_Required work_.
a – In the renderer issue thread, copy the stretch from "The upside of" through "can move on." verbatim.
b – In the renderer issue thread, what was the texture size increased to in order to show the repetitive pattern on the bed?

Let us put (c) aside (at least for now). (c) involves low-level coding and it is hard to change. Many mature 3d software packages can do (c) automatically, but since the data structure of neural render is not the standard 3d graphics data structure, it may very hard to apply textbook/mature 3d technology to this project to improve it. (Actually, I still do not understand the textures tensors and how the Cuda c renderer/loading code works, I really hope someone can explain that a little bit to me :)
So I will test (a) and (b), to first try to get a sharp texture, then we check whether it has "repeat" feature as we expected or not. If it is repeated texture, then we are done here at least close GL_REPEAT issue and can leave the problem of blurry to solve later.
In short, let me pull and try (a) and (b) first. I will tell you results after I try them.
By the way, you did a really really awesome job! (Wish I can code Cuda professionally like you.)
It works! We can move on now.
(a) I increased the texture size from 4 to 8, see the repetitive pattern on the side of the bed:
(b) I also subdivided the up surface and one side surface. Before the subdivision, we have this one large face mapped into this one texture figure Note that from the UV map you can clearly see the coordinates of vertexes are out of range 0~1.0. Now we subdivided the face into smaller pieces Those selected faces are mapped to texture figure as below: Note we subdivided the surface while maintaining the relative position of the whole surface.
The upside of the bed and one side-surface show the correct repetitive pattern! (The other faces are not subdivided, so they look blurry).
So the (1) illegal memory access problem and (2) out of range 0.0 ~ 1.0 is finished. We can move on.
I think we can close this issue here now, and move on to try to solve #11 first.
I am very grateful that you ported the neural mesh renderer by Hiroharu Kato from Chainer to PyTorch. Thanks a lot for your great job!
I tried this tests_load_obj.py and it works well, so I take it as a reference. I write texture_load_texture1.py in order to load textured models from dataset Pix3D in my research project. However, when I load some models and run several times (take one example, IKEA model IKEA_LEIRVIK), it often raises an error:
ValueError: Images of type float must be between -1 and 1.
I found the output Numpy array contains NaN values by debugging, so I try to work around this issue by adding code in test_load_textured2.py, it produces this result:
model_pkr_out2.png and enlarger.png
You can see from the enlarged image that the values of some pixels on the edge of the object are off. I even tried this on the original Chainer version, and I have this error message:
cupy.cuda.runtime.CUDARuntimeError: cudaErrorIllegalAddress: an illegal memory access was encountered
Do you have any idea on this issue? What reason do you think cause this problem (obj model quality problem or bugs in the source code)? Is it possible we could work together to fix it?
Best regards,
Chenfei Wang

Element and coordinate records:
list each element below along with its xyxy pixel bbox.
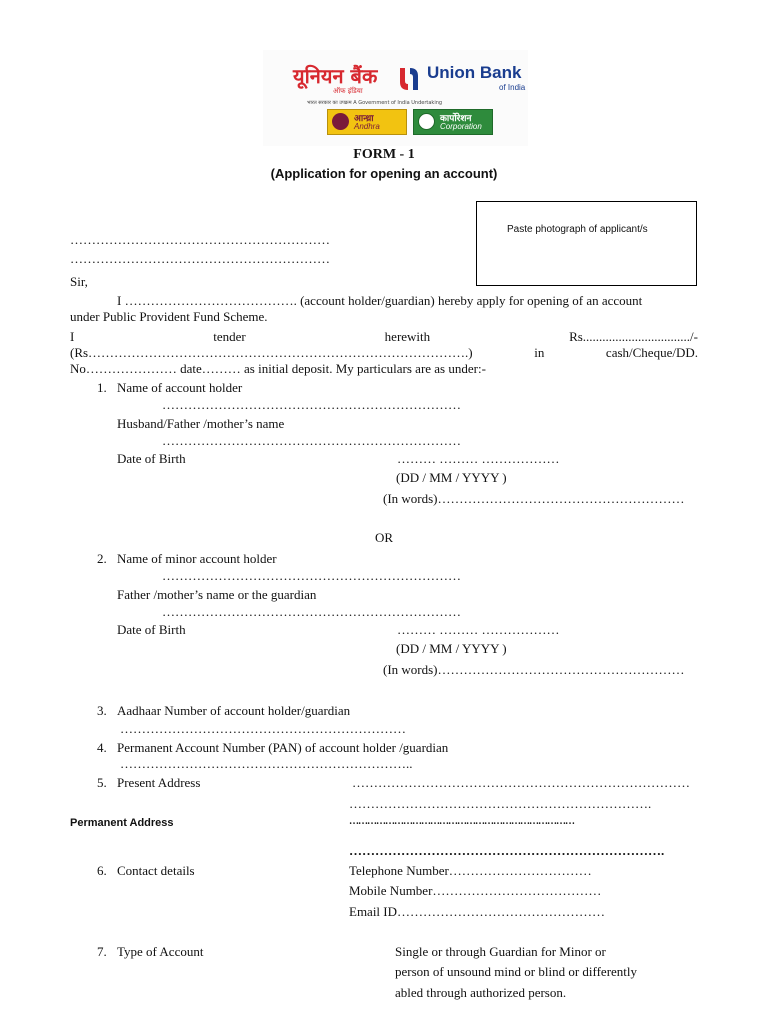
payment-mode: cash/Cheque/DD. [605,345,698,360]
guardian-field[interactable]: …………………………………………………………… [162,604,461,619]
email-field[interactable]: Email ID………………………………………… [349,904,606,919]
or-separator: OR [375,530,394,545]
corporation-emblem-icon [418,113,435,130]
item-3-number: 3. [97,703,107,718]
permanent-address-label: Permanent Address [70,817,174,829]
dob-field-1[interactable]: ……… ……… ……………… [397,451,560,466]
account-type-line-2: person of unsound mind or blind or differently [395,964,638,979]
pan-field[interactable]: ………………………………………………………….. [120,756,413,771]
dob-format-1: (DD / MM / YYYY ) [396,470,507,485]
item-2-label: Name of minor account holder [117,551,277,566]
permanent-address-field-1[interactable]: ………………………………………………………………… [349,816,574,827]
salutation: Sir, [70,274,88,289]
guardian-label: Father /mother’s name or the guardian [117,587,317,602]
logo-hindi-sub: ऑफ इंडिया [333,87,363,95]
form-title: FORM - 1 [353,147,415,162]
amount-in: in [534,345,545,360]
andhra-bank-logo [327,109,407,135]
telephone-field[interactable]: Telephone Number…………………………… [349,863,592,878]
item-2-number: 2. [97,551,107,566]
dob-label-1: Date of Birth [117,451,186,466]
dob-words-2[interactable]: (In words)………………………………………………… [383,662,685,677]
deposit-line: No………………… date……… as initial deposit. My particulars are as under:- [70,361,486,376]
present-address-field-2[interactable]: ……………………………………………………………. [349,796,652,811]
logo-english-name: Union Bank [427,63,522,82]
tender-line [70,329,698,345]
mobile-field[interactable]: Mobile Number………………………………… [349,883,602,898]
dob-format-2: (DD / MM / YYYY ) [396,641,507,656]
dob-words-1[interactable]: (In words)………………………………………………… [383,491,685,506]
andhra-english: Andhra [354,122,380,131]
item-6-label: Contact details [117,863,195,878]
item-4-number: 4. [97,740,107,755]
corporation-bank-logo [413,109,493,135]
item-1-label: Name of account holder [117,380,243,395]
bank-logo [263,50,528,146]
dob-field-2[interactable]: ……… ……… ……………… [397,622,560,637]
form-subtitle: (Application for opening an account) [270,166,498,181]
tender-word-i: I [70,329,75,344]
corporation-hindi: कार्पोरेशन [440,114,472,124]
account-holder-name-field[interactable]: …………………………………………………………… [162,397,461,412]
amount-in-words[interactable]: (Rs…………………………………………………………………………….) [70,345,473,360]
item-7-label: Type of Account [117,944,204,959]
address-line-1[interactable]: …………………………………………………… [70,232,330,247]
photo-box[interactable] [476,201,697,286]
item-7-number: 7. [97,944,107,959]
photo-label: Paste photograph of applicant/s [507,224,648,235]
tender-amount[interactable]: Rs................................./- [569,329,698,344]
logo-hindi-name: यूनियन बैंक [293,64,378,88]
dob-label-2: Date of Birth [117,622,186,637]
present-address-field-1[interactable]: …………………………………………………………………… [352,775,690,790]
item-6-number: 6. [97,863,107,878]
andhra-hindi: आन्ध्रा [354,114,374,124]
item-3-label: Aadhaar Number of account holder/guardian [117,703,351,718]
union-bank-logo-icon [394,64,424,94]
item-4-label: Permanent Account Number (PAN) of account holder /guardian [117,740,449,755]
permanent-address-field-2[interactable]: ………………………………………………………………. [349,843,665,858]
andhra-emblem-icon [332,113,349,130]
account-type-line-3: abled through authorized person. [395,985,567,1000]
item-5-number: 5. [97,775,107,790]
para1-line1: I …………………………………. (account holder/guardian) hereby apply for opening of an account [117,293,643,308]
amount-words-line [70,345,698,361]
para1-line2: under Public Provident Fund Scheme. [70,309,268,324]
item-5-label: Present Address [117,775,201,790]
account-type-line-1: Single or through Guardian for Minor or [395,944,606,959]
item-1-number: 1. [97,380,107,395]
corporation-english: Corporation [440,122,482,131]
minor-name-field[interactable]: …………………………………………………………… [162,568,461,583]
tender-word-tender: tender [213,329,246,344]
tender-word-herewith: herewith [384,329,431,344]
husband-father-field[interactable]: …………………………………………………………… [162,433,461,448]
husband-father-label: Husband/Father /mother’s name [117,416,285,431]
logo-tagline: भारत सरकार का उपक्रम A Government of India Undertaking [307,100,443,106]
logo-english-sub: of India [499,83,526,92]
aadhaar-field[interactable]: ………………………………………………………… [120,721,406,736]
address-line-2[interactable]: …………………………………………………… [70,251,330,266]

--

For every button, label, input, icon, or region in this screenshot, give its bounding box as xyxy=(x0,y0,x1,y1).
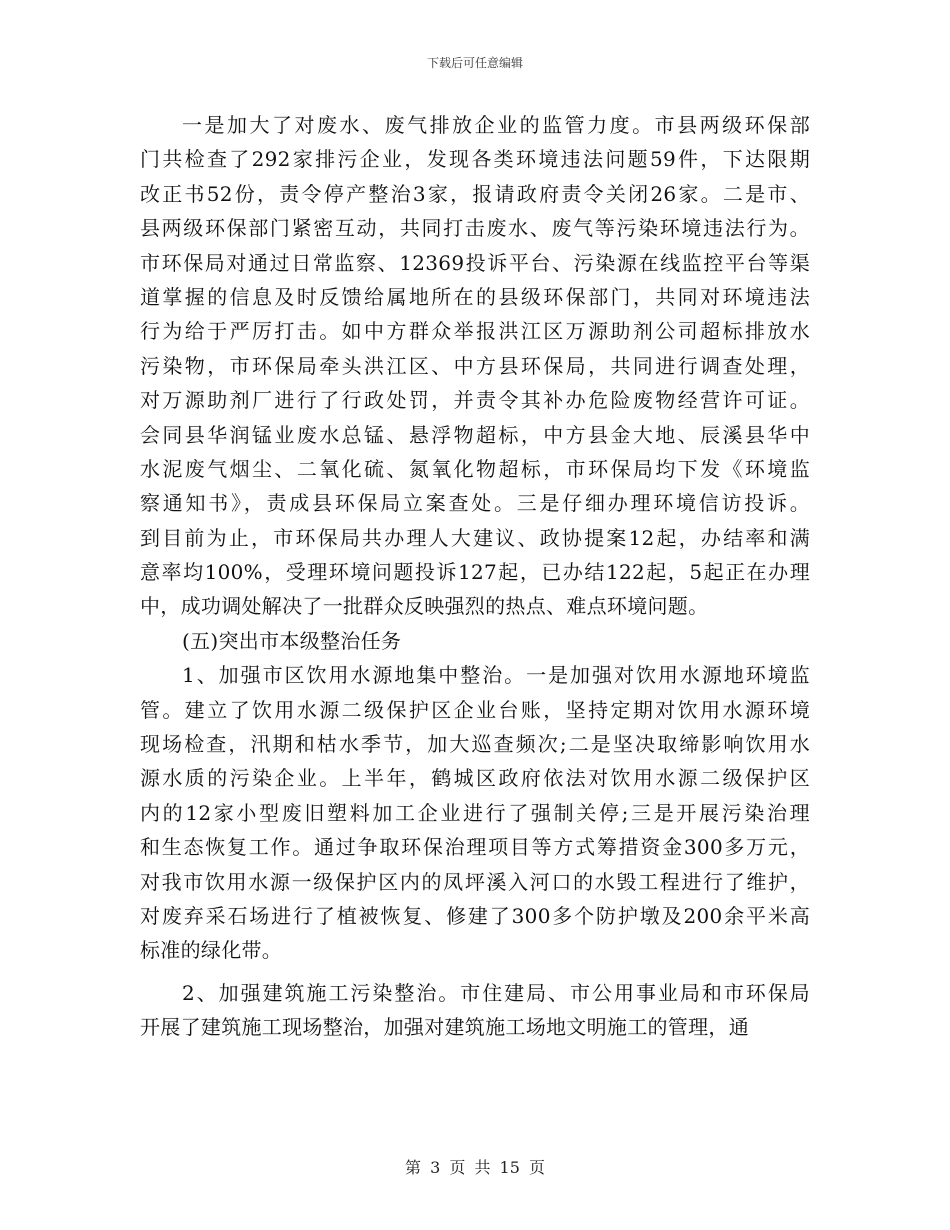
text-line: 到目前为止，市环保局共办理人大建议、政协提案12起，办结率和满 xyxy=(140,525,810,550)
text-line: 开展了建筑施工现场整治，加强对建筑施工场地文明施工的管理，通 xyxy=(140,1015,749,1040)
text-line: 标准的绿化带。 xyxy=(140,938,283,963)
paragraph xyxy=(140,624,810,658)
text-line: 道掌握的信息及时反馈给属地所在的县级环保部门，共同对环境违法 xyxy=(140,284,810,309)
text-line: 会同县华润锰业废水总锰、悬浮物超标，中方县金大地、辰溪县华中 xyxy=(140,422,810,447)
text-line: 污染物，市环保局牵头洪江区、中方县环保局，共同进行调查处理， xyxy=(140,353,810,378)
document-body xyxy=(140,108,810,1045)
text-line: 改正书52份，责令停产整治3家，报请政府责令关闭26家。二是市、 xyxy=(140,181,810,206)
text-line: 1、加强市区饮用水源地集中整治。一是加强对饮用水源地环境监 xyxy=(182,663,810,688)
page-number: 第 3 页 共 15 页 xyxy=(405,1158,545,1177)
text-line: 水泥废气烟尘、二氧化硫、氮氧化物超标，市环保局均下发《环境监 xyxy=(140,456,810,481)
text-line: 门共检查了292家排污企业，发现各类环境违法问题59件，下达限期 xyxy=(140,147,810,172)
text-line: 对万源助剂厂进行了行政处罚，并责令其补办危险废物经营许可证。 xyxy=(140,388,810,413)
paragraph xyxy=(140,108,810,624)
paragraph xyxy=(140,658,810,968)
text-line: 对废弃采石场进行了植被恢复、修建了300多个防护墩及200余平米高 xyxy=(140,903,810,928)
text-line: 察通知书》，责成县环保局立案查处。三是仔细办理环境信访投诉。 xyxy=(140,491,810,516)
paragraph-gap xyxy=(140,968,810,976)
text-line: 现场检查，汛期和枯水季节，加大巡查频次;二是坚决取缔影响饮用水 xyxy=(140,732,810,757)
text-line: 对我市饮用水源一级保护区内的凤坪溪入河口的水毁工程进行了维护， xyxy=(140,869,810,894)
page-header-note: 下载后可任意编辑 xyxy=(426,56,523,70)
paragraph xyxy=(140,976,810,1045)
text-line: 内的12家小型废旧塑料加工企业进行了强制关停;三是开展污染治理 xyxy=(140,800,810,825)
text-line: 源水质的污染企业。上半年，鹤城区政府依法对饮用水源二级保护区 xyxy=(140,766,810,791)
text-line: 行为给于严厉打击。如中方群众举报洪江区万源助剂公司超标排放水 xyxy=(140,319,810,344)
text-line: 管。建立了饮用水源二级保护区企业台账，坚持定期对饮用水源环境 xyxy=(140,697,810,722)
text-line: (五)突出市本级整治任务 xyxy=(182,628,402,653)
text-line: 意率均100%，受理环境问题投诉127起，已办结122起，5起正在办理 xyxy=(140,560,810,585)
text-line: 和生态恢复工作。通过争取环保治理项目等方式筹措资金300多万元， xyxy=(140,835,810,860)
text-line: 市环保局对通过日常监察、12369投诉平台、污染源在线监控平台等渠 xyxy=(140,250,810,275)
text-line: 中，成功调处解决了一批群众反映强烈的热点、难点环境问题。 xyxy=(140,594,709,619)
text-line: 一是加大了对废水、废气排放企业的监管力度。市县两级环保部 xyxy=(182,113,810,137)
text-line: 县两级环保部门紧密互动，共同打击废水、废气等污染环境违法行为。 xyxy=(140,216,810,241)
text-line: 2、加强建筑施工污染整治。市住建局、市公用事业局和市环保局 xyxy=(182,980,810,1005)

_In response_.
a –
The upside of the bed and one side-surface show the correct repetitive pattern! (The other faces are not subdivided, so they look blurry).
So the (1) illegal memory access problem and (2) out of range 0.0 ~ 1.0 is finished. We can move on.

b – 8, up from 4.